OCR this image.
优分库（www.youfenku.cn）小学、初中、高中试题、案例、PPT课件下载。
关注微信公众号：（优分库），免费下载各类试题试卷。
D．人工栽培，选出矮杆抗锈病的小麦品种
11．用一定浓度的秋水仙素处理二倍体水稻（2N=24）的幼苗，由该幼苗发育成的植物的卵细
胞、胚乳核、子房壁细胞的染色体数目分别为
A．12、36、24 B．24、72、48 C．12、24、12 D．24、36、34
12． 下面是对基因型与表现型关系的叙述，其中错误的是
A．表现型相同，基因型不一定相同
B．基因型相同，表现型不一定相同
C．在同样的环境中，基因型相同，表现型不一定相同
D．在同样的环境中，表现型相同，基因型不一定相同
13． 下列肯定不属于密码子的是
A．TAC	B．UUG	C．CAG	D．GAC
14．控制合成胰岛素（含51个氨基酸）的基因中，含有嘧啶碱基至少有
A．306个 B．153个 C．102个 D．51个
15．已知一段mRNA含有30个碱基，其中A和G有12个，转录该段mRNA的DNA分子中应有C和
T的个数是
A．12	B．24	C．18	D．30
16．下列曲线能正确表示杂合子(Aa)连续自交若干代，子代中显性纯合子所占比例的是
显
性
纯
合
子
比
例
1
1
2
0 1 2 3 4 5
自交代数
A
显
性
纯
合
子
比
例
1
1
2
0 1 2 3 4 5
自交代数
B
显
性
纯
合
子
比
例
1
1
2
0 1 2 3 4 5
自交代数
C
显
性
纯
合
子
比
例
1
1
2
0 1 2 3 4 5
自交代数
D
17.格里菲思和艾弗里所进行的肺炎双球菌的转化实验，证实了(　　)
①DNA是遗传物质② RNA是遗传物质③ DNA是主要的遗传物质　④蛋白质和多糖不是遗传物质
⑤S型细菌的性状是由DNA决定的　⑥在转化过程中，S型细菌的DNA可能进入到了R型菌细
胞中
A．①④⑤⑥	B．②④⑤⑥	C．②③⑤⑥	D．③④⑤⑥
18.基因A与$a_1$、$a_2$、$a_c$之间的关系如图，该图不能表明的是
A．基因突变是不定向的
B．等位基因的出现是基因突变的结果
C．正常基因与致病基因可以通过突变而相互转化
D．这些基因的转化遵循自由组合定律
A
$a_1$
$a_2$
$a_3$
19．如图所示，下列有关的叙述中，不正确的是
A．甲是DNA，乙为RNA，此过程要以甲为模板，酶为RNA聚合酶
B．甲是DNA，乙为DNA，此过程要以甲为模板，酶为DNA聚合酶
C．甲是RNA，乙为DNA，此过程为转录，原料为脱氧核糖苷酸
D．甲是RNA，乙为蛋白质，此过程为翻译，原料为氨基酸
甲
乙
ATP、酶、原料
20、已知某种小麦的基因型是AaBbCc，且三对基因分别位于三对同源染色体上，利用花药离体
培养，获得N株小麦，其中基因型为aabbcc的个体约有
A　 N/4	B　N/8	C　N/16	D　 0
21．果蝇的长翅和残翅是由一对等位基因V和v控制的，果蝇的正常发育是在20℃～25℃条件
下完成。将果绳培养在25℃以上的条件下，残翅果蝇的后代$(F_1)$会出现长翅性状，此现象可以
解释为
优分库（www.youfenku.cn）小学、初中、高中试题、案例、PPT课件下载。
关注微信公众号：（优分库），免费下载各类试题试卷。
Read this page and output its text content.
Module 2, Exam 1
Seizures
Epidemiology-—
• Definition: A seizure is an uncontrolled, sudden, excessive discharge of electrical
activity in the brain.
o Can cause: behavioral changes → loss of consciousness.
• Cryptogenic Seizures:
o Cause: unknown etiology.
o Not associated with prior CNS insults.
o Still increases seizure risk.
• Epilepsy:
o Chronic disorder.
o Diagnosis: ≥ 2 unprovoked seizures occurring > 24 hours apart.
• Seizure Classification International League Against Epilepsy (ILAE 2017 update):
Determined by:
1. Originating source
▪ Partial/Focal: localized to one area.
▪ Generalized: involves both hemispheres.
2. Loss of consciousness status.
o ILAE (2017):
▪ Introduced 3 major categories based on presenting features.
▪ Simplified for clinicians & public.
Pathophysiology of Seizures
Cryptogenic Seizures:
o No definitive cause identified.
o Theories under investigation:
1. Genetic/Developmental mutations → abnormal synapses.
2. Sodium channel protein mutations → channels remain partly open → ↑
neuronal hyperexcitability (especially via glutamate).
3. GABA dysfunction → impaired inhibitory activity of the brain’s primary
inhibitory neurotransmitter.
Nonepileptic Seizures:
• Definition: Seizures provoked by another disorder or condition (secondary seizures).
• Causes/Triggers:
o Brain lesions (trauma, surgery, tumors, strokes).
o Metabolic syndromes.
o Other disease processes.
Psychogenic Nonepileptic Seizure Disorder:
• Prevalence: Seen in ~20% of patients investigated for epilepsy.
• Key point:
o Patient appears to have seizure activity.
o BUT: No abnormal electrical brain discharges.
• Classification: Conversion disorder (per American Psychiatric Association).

#####

Which lines above contain the word "甲是DNA"? List them.

## Expected answer
A．甲是DNA，乙为RNA，此过程要以甲为模板，酶为RNA聚合酶
B．甲是DNA，乙为DNA，此过程要以甲为模板，酶为DNA聚合酶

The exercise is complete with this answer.